| EXTRACTED DATA |
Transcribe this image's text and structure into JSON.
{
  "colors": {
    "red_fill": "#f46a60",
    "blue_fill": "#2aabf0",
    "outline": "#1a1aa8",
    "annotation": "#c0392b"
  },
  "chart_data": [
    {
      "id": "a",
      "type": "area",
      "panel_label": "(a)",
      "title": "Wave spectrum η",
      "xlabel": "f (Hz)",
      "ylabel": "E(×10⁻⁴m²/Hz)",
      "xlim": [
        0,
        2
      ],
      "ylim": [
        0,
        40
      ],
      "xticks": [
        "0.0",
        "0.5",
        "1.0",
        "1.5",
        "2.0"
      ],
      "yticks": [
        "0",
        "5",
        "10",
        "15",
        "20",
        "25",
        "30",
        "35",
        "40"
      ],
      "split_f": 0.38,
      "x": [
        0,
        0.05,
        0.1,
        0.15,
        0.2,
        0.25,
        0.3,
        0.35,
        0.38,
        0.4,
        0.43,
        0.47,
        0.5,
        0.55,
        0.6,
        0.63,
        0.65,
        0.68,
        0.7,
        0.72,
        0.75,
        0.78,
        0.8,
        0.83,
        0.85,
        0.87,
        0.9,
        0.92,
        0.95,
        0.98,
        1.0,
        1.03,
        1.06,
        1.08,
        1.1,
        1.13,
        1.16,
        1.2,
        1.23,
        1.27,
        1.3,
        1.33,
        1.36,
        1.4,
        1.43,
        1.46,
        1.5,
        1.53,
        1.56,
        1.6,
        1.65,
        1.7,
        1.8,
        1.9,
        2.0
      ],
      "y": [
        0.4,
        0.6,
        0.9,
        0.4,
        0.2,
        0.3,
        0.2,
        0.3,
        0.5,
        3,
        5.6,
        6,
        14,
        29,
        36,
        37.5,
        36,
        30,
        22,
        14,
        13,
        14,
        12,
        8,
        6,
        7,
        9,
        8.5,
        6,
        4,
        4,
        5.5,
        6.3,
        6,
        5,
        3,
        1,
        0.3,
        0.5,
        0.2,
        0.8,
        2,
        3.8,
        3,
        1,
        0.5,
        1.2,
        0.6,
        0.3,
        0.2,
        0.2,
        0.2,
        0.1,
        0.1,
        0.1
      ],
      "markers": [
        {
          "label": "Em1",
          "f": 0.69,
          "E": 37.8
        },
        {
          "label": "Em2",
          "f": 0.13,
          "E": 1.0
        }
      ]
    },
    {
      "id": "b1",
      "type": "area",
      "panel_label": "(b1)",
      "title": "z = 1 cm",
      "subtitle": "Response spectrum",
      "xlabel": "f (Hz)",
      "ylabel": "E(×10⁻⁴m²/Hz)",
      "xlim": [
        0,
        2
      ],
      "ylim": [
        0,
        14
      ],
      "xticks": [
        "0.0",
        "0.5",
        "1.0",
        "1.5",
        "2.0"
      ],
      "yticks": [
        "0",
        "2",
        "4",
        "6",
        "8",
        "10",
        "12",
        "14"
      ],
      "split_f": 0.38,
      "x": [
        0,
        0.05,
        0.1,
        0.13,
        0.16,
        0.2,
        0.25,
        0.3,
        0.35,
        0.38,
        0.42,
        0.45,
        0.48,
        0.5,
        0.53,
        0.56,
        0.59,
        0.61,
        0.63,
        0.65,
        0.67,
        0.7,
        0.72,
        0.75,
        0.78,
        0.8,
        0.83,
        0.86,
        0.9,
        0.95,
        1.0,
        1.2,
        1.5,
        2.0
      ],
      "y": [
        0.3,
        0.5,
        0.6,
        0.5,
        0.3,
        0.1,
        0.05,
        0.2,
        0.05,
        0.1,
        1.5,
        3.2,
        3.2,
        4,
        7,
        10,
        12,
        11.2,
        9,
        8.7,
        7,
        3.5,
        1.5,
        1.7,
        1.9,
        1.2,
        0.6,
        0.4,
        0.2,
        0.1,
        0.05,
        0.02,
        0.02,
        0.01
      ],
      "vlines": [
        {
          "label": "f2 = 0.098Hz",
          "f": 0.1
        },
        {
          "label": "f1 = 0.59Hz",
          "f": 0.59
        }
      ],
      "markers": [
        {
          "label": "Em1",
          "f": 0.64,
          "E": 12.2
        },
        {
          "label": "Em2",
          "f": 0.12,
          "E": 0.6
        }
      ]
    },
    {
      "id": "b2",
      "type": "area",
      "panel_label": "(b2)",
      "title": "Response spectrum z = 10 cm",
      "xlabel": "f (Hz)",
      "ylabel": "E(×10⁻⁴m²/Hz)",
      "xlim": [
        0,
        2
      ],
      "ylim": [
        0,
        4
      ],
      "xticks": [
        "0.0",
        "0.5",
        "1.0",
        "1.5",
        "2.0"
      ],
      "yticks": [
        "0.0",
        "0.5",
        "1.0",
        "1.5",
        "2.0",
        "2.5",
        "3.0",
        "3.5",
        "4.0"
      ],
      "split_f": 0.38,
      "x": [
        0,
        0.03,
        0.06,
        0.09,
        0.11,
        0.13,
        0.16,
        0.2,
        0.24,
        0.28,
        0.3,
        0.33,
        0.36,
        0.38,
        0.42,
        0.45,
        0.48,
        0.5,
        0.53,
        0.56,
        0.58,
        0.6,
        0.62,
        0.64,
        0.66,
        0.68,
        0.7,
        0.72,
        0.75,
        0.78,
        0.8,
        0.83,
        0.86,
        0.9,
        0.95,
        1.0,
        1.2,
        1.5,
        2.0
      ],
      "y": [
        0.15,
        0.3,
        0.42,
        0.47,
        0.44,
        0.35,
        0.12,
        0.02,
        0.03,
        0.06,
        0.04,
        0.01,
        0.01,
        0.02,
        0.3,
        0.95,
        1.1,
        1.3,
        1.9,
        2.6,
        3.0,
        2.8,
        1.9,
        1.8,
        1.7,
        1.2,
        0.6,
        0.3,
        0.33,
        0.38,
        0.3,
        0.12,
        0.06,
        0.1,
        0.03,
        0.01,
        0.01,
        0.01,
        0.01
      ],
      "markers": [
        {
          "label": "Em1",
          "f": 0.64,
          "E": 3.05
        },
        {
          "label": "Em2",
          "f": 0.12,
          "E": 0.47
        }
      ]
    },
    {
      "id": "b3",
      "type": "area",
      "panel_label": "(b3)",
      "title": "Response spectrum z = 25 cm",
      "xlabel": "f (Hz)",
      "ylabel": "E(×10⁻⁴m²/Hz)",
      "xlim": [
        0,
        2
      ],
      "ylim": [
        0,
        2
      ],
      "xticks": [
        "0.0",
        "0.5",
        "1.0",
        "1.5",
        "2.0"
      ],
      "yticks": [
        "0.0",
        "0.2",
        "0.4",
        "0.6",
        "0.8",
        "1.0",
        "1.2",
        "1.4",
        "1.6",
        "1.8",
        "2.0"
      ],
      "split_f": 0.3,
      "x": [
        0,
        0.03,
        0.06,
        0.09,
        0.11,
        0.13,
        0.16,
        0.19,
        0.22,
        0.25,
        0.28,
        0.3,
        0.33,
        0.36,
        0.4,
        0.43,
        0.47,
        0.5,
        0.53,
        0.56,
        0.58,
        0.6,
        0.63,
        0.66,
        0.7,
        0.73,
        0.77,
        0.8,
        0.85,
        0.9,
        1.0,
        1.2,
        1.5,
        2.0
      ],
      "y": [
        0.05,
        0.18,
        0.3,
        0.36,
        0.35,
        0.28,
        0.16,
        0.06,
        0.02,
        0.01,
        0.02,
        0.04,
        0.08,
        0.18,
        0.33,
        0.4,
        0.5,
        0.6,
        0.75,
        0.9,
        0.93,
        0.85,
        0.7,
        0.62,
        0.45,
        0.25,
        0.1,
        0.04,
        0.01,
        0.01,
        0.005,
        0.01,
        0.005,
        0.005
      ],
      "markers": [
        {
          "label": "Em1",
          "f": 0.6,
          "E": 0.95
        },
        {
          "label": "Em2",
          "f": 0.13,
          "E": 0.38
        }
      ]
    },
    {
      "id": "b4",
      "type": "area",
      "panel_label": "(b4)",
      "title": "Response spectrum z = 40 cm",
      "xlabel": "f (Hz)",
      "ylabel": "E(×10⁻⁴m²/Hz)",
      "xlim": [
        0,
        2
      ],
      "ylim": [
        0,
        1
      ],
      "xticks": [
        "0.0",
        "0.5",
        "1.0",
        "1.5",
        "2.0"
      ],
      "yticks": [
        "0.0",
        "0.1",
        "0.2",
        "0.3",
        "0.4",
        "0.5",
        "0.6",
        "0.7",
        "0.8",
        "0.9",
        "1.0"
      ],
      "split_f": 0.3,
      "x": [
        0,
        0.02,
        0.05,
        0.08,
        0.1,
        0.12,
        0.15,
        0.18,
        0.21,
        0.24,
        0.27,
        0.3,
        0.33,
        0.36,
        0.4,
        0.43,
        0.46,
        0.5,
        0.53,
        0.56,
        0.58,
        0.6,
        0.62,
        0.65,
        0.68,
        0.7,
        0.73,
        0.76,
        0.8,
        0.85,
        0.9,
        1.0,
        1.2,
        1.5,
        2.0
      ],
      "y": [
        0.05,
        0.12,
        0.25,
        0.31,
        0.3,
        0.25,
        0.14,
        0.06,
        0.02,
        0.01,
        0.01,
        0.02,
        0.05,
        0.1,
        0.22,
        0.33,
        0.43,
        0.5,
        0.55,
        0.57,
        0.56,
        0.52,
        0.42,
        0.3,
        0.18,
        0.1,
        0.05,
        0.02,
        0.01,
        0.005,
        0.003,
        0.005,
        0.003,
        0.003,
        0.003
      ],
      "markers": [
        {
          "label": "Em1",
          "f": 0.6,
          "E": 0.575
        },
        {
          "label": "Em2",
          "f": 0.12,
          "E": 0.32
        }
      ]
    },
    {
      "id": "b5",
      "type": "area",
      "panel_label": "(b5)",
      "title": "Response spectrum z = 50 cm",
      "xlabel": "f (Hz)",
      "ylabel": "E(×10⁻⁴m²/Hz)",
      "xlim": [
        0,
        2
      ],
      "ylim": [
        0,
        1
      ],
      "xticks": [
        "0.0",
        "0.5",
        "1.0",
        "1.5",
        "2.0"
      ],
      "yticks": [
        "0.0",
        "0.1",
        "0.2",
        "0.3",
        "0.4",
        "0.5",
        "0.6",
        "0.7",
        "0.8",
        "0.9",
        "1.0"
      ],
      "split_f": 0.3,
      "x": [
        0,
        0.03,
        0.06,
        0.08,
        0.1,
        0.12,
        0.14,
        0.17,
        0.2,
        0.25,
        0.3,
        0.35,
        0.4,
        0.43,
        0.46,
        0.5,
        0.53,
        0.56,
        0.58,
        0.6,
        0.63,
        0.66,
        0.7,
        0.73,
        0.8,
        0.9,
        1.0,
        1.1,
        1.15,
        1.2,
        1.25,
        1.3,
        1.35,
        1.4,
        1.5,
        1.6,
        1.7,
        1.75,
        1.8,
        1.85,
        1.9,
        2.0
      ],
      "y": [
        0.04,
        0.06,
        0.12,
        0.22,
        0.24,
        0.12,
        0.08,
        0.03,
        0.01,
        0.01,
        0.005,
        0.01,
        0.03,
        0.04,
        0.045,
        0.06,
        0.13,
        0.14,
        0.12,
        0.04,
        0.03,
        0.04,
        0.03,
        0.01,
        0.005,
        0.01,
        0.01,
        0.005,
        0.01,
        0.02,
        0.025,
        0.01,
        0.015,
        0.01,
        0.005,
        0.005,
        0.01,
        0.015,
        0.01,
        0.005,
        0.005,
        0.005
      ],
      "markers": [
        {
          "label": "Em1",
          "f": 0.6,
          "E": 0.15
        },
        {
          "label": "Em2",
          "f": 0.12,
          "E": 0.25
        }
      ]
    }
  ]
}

| STATED EXERCISE |
Copy every line from the records above that contains the word "spectrum".

| WRITTEN ANSWER |
      "title": "Wave spectrum η",
      "subtitle": "Response spectrum",
      "title": "Response spectrum z = 10 cm",
      "title": "Response spectrum z = 25 cm",
      "title": "Response spectrum z = 40 cm",
      "title": "Response spectrum z = 50 cm",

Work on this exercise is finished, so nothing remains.